Extracted records
****

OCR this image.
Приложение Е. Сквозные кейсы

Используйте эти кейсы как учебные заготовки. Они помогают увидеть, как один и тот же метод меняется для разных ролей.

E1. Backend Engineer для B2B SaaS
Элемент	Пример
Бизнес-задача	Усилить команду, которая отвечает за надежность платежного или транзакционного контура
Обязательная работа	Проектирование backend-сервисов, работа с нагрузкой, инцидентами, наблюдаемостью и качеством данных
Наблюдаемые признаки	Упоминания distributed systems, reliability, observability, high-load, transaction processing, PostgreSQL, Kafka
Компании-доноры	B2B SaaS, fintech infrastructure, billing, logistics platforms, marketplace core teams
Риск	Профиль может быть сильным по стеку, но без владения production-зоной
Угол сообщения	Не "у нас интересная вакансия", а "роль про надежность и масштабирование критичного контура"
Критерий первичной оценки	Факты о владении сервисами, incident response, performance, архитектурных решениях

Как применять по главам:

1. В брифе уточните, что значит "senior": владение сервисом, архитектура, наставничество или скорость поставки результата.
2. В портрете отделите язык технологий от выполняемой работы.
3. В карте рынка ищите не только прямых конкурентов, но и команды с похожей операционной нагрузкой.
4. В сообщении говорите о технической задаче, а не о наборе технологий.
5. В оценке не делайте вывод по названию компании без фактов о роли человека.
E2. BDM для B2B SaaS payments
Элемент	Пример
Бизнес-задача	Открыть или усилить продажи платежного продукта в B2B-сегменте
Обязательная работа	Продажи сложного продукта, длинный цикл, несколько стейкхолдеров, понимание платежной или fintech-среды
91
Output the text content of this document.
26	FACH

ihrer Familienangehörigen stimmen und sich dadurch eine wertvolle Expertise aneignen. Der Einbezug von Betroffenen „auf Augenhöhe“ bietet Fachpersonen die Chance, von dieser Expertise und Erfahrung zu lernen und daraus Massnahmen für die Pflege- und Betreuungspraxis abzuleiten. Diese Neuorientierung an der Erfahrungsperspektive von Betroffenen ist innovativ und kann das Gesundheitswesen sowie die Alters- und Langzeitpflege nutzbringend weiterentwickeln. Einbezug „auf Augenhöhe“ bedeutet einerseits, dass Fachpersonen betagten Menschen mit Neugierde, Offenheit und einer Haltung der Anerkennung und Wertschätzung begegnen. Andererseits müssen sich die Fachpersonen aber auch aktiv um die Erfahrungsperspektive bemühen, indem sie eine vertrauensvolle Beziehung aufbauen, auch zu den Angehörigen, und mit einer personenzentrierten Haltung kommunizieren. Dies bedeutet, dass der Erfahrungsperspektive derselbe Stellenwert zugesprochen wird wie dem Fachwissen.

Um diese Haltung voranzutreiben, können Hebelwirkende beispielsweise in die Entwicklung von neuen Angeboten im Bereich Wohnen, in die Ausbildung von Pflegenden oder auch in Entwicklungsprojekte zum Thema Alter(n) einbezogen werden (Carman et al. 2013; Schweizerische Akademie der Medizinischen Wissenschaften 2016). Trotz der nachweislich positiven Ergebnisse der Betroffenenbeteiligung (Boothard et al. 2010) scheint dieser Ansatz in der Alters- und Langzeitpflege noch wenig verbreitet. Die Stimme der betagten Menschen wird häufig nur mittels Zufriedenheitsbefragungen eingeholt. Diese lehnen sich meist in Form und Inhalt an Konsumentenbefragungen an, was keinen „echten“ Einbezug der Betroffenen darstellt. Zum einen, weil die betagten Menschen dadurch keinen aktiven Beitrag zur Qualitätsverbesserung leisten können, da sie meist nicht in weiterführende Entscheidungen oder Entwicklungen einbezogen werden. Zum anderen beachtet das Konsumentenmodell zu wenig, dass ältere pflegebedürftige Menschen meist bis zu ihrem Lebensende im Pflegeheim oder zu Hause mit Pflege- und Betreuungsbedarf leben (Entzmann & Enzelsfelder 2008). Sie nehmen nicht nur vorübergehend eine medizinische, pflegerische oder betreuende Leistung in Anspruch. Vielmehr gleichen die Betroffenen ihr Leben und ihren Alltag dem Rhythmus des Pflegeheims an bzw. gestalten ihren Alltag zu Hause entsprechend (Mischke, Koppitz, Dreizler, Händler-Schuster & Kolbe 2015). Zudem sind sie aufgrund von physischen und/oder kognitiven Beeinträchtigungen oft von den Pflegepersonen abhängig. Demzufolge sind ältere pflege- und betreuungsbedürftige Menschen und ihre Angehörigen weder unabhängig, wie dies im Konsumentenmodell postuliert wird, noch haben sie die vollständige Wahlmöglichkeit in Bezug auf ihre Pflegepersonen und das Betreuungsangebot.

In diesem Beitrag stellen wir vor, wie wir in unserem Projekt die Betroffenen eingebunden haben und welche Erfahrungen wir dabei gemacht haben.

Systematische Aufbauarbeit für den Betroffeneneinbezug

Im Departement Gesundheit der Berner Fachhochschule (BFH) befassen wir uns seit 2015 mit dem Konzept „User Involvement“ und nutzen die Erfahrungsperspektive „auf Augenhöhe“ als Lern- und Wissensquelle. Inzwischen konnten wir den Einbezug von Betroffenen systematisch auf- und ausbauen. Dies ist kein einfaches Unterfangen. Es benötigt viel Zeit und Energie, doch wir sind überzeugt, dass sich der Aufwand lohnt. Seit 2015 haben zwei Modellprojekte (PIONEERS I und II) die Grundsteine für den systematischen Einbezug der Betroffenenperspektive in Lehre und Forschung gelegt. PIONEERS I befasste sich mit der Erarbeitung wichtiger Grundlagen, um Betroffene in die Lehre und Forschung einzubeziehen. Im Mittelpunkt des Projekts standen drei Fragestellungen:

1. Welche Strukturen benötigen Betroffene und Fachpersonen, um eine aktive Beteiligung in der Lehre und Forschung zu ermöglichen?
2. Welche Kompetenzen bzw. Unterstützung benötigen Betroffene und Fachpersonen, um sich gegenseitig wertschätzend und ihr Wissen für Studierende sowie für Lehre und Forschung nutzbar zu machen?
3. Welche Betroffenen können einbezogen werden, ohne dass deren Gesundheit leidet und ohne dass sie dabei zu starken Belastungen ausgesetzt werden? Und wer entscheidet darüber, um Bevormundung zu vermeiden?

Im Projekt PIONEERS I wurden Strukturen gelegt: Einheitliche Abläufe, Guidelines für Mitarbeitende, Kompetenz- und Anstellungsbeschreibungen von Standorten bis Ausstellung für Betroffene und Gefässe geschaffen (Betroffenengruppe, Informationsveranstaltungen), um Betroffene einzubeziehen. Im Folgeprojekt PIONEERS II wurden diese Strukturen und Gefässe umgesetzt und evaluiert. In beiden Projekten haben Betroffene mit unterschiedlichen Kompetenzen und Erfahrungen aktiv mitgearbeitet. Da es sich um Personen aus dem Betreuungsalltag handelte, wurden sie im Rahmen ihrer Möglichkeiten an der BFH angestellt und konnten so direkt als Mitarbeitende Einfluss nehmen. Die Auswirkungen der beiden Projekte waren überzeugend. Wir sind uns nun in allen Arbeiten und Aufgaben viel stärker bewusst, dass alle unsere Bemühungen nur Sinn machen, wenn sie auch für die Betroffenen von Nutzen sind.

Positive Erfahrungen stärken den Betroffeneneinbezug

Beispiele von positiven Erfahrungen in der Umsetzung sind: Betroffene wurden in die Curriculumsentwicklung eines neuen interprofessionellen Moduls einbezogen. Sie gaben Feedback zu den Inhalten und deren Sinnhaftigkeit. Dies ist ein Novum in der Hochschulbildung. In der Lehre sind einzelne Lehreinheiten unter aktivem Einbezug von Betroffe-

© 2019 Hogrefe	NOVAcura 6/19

****

■ **Prompt**
Please set down each line of the records exactly as given.

■ **Reply**
OCR this image.
Приложение Е. Сквозные кейсы

Используйте эти кейсы как учебные заготовки. Они помогают увидеть, как один и тот же метод меняется для разных ролей.

E1. Backend Engineer для B2B SaaS
Элемент	Пример
Бизнес-задача	Усилить команду, которая отвечает за надежность платежного или транзакционного контура
Обязательная работа	Проектирование backend-сервисов, работа с нагрузкой, инцидентами, наблюдаемостью и качеством данных
Наблюдаемые признаки	Упоминания distributed systems, reliability, observability, high-load, transaction processing, PostgreSQL, Kafka
Компании-доноры	B2B SaaS, fintech infrastructure, billing, logistics platforms, marketplace core teams
Риск	Профиль может быть сильным по стеку, но без владения production-зоной
Угол сообщения	Не "у нас интересная вакансия", а "роль про надежность и масштабирование критичного контура"
Критерий первичной оценки	Факты о владении сервисами, incident response, performance, архитектурных решениях

Как применять по главам:

1. В брифе уточните, что значит "senior": владение сервисом, архитектура, наставничество или скорость поставки результата.
2. В портрете отделите язык технологий от выполняемой работы.
3. В карте рынка ищите не только прямых конкурентов, но и команды с похожей операционной нагрузкой.
4. В сообщении говорите о технической задаче, а не о наборе технологий.
5. В оценке не делайте вывод по названию компании без фактов о роли человека.
E2. BDM для B2B SaaS payments
Элемент	Пример
Бизнес-задача	Открыть или усилить продажи платежного продукта в B2B-сегменте
Обязательная работа	Продажи сложного продукта, длинный цикл, несколько стейкхолдеров, понимание платежной или fintech-среды
91
Output the text content of this document.
26	FACH

ihrer Familienangehörigen stimmen und sich dadurch eine wertvolle Expertise aneignen. Der Einbezug von Betroffenen „auf Augenhöhe“ bietet Fachpersonen die Chance, von dieser Expertise und Erfahrung zu lernen und daraus Massnahmen für die Pflege- und Betreuungspraxis abzuleiten. Diese Neuorientierung an der Erfahrungsperspektive von Betroffenen ist innovativ und kann das Gesundheitswesen sowie die Alters- und Langzeitpflege nutzbringend weiterentwickeln. Einbezug „auf Augenhöhe“ bedeutet einerseits, dass Fachpersonen betagten Menschen mit Neugierde, Offenheit und einer Haltung der Anerkennung und Wertschätzung begegnen. Andererseits müssen sich die Fachpersonen aber auch aktiv um die Erfahrungsperspektive bemühen, indem sie eine vertrauensvolle Beziehung aufbauen, auch zu den Angehörigen, und mit einer personenzentrierten Haltung kommunizieren. Dies bedeutet, dass der Erfahrungsperspektive derselbe Stellenwert zugesprochen wird wie dem Fachwissen.

Um diese Haltung voranzutreiben, können Hebelwirkende beispielsweise in die Entwicklung von neuen Angeboten im Bereich Wohnen, in die Ausbildung von Pflegenden oder auch in Entwicklungsprojekte zum Thema Alter(n) einbezogen werden (Carman et al. 2013; Schweizerische Akademie der Medizinischen Wissenschaften 2016). Trotz der nachweislich positiven Ergebnisse der Betroffenenbeteiligung (Boothard et al. 2010) scheint dieser Ansatz in der Alters- und Langzeitpflege noch wenig verbreitet. Die Stimme der betagten Menschen wird häufig nur mittels Zufriedenheitsbefragungen eingeholt. Diese lehnen sich meist in Form und Inhalt an Konsumentenbefragungen an, was keinen „echten“ Einbezug der Betroffenen darstellt. Zum einen, weil die betagten Menschen dadurch keinen aktiven Beitrag zur Qualitätsverbesserung leisten können, da sie meist nicht in weiterführende Entscheidungen oder Entwicklungen einbezogen werden. Zum anderen beachtet das Konsumentenmodell zu wenig, dass ältere pflegebedürftige Menschen meist bis zu ihrem Lebensende im Pflegeheim oder zu Hause mit Pflege- und Betreuungsbedarf leben (Entzmann & Enzelsfelder 2008). Sie nehmen nicht nur vorübergehend eine medizinische, pflegerische oder betreuende Leistung in Anspruch. Vielmehr gleichen die Betroffenen ihr Leben und ihren Alltag dem Rhythmus des Pflegeheims an bzw. gestalten ihren Alltag zu Hause entsprechend (Mischke, Koppitz, Dreizler, Händler-Schuster & Kolbe 2015). Zudem sind sie aufgrund von physischen und/oder kognitiven Beeinträchtigungen oft von den Pflegepersonen abhängig. Demzufolge sind ältere pflege- und betreuungsbedürftige Menschen und ihre Angehörigen weder unabhängig, wie dies im Konsumentenmodell postuliert wird, noch haben sie die vollständige Wahlmöglichkeit in Bezug auf ihre Pflegepersonen und das Betreuungsangebot.

In diesem Beitrag stellen wir vor, wie wir in unserem Projekt die Betroffenen eingebunden haben und welche Erfahrungen wir dabei gemacht haben.

Systematische Aufbauarbeit für den Betroffeneneinbezug

Im Departement Gesundheit der Berner Fachhochschule (BFH) befassen wir uns seit 2015 mit dem Konzept „User Involvement“ und nutzen die Erfahrungsperspektive „auf Augenhöhe“ als Lern- und Wissensquelle. Inzwischen konnten wir den Einbezug von Betroffenen systematisch auf- und ausbauen. Dies ist kein einfaches Unterfangen. Es benötigt viel Zeit und Energie, doch wir sind überzeugt, dass sich der Aufwand lohnt. Seit 2015 haben zwei Modellprojekte (PIONEERS I und II) die Grundsteine für den systematischen Einbezug der Betroffenenperspektive in Lehre und Forschung gelegt. PIONEERS I befasste sich mit der Erarbeitung wichtiger Grundlagen, um Betroffene in die Lehre und Forschung einzubeziehen. Im Mittelpunkt des Projekts standen drei Fragestellungen:

1. Welche Strukturen benötigen Betroffene und Fachpersonen, um eine aktive Beteiligung in der Lehre und Forschung zu ermöglichen?
2. Welche Kompetenzen bzw. Unterstützung benötigen Betroffene und Fachpersonen, um sich gegenseitig wertschätzend und ihr Wissen für Studierende sowie für Lehre und Forschung nutzbar zu machen?
3. Welche Betroffenen können einbezogen werden, ohne dass deren Gesundheit leidet und ohne dass sie dabei zu starken Belastungen ausgesetzt werden? Und wer entscheidet darüber, um Bevormundung zu vermeiden?

Im Projekt PIONEERS I wurden Strukturen gelegt: Einheitliche Abläufe, Guidelines für Mitarbeitende, Kompetenz- und Anstellungsbeschreibungen von Standorten bis Ausstellung für Betroffene und Gefässe geschaffen (Betroffenengruppe, Informationsveranstaltungen), um Betroffene einzubeziehen. Im Folgeprojekt PIONEERS II wurden diese Strukturen und Gefässe umgesetzt und evaluiert. In beiden Projekten haben Betroffene mit unterschiedlichen Kompetenzen und Erfahrungen aktiv mitgearbeitet. Da es sich um Personen aus dem Betreuungsalltag handelte, wurden sie im Rahmen ihrer Möglichkeiten an der BFH angestellt und konnten so direkt als Mitarbeitende Einfluss nehmen. Die Auswirkungen der beiden Projekte waren überzeugend. Wir sind uns nun in allen Arbeiten und Aufgaben viel stärker bewusst, dass alle unsere Bemühungen nur Sinn machen, wenn sie auch für die Betroffenen von Nutzen sind.

Positive Erfahrungen stärken den Betroffeneneinbezug

Beispiele von positiven Erfahrungen in der Umsetzung sind: Betroffene wurden in die Curriculumsentwicklung eines neuen interprofessionellen Moduls einbezogen. Sie gaben Feedback zu den Inhalten und deren Sinnhaftigkeit. Dies ist ein Novum in der Hochschulbildung. In der Lehre sind einzelne Lehreinheiten unter aktivem Einbezug von Betroffe-

© 2019 Hogrefe	NOVAcura 6/19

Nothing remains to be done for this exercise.